From the listing below, select every line where the word "TUNONG" appears.

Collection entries
######
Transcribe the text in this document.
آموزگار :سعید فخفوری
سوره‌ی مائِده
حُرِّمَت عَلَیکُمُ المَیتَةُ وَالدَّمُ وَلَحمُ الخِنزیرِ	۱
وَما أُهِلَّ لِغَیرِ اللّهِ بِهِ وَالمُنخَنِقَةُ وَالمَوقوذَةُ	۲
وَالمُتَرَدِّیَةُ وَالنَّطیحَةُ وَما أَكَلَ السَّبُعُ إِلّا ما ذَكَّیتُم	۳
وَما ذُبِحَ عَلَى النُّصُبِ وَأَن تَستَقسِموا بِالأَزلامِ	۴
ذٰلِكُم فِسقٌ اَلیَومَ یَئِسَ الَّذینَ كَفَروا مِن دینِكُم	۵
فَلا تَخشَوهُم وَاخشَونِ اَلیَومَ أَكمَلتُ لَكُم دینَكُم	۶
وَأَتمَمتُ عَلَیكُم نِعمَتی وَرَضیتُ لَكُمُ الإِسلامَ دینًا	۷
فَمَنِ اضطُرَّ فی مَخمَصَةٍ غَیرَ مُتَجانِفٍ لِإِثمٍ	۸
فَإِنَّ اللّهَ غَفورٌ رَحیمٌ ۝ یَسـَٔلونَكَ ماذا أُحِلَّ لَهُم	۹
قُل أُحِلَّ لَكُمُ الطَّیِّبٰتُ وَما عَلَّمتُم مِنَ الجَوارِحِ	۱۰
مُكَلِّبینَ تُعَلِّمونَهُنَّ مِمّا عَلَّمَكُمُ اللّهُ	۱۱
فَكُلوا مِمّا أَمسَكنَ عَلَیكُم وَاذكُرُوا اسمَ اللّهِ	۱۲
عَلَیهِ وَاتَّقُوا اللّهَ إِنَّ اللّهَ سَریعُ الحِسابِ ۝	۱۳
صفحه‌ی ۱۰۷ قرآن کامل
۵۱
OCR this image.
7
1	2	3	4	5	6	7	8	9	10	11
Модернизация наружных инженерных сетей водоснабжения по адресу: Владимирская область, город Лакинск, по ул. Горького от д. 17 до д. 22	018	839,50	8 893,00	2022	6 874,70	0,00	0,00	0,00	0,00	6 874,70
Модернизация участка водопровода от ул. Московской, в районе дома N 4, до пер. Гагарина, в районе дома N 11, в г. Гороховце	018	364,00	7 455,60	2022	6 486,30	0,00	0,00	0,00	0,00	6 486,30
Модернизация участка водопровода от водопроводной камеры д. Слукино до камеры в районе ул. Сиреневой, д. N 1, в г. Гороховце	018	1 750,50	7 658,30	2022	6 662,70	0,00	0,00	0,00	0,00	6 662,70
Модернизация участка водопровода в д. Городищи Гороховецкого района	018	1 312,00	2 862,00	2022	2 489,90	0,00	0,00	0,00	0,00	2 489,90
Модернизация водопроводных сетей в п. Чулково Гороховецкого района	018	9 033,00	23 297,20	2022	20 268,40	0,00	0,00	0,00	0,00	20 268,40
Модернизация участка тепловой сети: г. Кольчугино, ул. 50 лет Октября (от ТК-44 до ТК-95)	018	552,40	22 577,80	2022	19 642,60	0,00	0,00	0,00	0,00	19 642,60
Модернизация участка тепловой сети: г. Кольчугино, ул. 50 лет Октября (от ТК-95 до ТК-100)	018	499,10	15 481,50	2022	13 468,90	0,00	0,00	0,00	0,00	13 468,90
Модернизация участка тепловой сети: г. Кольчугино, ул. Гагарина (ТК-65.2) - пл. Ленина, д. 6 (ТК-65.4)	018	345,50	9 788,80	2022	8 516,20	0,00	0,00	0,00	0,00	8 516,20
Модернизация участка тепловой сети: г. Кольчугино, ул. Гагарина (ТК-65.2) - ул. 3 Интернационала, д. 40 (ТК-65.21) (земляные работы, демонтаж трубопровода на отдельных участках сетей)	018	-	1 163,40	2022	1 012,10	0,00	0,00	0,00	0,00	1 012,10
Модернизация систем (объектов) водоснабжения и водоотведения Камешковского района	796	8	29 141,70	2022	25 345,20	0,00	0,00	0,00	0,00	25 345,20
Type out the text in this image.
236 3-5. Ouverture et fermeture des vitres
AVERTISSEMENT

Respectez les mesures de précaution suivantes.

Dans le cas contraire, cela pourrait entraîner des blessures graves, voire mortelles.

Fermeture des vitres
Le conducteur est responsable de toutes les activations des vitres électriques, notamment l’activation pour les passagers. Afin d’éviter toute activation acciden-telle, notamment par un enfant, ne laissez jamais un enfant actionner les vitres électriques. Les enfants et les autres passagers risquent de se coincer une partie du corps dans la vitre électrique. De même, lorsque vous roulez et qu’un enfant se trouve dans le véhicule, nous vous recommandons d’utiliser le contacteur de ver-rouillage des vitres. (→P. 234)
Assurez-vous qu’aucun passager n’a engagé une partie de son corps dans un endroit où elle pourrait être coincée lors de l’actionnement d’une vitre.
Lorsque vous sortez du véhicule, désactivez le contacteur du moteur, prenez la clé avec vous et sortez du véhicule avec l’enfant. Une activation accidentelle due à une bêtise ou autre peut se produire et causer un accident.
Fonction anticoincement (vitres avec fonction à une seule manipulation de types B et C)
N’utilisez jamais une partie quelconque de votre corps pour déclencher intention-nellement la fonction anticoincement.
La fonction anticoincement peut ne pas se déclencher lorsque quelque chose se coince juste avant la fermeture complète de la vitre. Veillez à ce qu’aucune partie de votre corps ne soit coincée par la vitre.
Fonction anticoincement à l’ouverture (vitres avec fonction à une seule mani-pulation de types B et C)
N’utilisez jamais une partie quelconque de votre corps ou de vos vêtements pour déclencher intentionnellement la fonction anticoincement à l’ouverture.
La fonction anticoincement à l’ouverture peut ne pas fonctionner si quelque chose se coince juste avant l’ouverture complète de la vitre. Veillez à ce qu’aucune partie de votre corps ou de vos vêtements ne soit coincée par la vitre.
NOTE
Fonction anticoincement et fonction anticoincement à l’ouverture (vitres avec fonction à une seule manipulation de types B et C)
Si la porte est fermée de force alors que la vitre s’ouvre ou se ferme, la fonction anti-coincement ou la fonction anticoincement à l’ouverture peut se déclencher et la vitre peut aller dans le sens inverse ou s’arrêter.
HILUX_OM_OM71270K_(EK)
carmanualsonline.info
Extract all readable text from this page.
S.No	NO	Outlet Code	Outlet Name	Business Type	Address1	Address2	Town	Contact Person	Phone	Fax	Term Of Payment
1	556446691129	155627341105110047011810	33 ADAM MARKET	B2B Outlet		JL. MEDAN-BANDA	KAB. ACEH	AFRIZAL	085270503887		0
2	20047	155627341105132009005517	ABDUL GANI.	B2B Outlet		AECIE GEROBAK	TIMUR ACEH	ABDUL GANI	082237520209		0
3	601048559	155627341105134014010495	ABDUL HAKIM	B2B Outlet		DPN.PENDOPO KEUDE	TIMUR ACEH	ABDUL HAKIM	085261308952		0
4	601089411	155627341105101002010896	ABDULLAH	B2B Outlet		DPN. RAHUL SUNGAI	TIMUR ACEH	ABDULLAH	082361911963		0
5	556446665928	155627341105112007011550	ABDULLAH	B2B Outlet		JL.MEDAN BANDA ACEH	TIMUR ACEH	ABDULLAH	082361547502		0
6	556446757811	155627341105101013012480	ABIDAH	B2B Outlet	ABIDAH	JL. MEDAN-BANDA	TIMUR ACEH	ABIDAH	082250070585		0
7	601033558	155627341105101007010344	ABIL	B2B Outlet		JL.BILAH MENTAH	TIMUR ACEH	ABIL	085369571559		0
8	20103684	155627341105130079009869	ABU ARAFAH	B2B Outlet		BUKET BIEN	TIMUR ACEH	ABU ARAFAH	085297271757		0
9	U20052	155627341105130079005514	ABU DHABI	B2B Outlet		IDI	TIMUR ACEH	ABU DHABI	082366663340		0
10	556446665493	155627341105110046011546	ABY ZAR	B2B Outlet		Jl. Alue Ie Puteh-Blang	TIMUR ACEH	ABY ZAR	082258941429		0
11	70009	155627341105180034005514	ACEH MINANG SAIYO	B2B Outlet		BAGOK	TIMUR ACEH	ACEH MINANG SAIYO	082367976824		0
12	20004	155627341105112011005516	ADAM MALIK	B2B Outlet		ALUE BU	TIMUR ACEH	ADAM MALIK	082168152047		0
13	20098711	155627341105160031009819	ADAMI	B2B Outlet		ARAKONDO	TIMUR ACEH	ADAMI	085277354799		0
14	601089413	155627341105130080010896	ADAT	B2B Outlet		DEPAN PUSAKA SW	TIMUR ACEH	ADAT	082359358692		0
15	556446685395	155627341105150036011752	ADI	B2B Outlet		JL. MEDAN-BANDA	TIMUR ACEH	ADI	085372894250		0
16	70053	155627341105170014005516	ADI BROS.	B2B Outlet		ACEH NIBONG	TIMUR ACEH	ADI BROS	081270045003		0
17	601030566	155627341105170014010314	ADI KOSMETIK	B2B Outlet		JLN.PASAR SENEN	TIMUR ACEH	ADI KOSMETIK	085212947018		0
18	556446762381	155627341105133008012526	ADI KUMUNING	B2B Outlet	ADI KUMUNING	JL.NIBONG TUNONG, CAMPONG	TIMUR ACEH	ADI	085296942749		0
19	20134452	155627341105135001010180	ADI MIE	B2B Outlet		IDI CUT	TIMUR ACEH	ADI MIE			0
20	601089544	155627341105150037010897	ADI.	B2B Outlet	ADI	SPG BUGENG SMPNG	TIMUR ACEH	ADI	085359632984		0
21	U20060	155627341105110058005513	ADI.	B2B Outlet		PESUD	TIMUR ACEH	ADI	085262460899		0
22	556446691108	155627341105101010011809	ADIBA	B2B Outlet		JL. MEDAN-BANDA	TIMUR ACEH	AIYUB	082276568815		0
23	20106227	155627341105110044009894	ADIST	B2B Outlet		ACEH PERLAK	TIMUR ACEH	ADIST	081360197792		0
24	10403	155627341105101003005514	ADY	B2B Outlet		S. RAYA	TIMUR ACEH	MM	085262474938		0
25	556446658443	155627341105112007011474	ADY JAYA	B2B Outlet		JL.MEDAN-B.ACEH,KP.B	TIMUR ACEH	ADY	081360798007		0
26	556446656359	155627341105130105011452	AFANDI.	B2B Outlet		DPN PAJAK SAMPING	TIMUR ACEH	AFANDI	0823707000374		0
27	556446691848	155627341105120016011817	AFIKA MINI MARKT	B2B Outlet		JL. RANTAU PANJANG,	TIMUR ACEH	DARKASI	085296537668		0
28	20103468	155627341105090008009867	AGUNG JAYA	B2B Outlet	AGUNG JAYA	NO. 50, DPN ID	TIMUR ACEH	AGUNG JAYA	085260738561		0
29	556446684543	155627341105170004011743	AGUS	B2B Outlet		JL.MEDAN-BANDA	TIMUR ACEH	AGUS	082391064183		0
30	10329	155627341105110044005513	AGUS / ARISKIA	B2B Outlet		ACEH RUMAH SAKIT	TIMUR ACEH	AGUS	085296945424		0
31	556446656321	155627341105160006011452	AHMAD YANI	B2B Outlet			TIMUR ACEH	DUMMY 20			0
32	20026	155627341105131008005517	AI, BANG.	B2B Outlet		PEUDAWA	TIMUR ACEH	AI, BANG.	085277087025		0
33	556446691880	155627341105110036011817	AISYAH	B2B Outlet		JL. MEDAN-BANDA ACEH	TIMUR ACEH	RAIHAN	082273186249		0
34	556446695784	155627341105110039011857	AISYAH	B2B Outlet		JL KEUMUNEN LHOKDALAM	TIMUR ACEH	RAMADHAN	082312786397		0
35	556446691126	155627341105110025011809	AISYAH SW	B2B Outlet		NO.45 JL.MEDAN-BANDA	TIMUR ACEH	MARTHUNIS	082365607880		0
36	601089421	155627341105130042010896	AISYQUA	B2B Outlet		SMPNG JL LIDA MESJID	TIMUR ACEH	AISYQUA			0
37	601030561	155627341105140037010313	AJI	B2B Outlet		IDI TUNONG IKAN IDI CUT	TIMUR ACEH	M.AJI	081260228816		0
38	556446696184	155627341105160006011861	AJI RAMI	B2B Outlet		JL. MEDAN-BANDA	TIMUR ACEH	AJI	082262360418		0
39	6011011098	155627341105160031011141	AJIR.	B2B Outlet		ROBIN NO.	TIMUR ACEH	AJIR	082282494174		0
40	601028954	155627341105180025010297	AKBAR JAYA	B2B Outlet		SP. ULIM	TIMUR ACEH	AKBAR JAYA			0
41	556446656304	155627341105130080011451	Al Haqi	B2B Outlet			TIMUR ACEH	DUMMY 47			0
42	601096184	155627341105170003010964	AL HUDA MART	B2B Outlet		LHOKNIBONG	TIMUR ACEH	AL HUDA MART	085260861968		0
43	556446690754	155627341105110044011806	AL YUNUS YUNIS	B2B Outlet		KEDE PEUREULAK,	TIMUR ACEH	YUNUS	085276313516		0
######
• _Problem solution_:
18	556446762381	155627341105133008012526	ADI KUMUNING	B2B Outlet	ADI KUMUNING	JL.NIBONG TUNONG, CAMPONG	TIMUR ACEH	ADI	085296942749		0
37	601030561	155627341105140037010313	AJI	B2B Outlet		IDI TUNONG IKAN IDI CUT	TIMUR ACEH	M.AJI	081260228816		0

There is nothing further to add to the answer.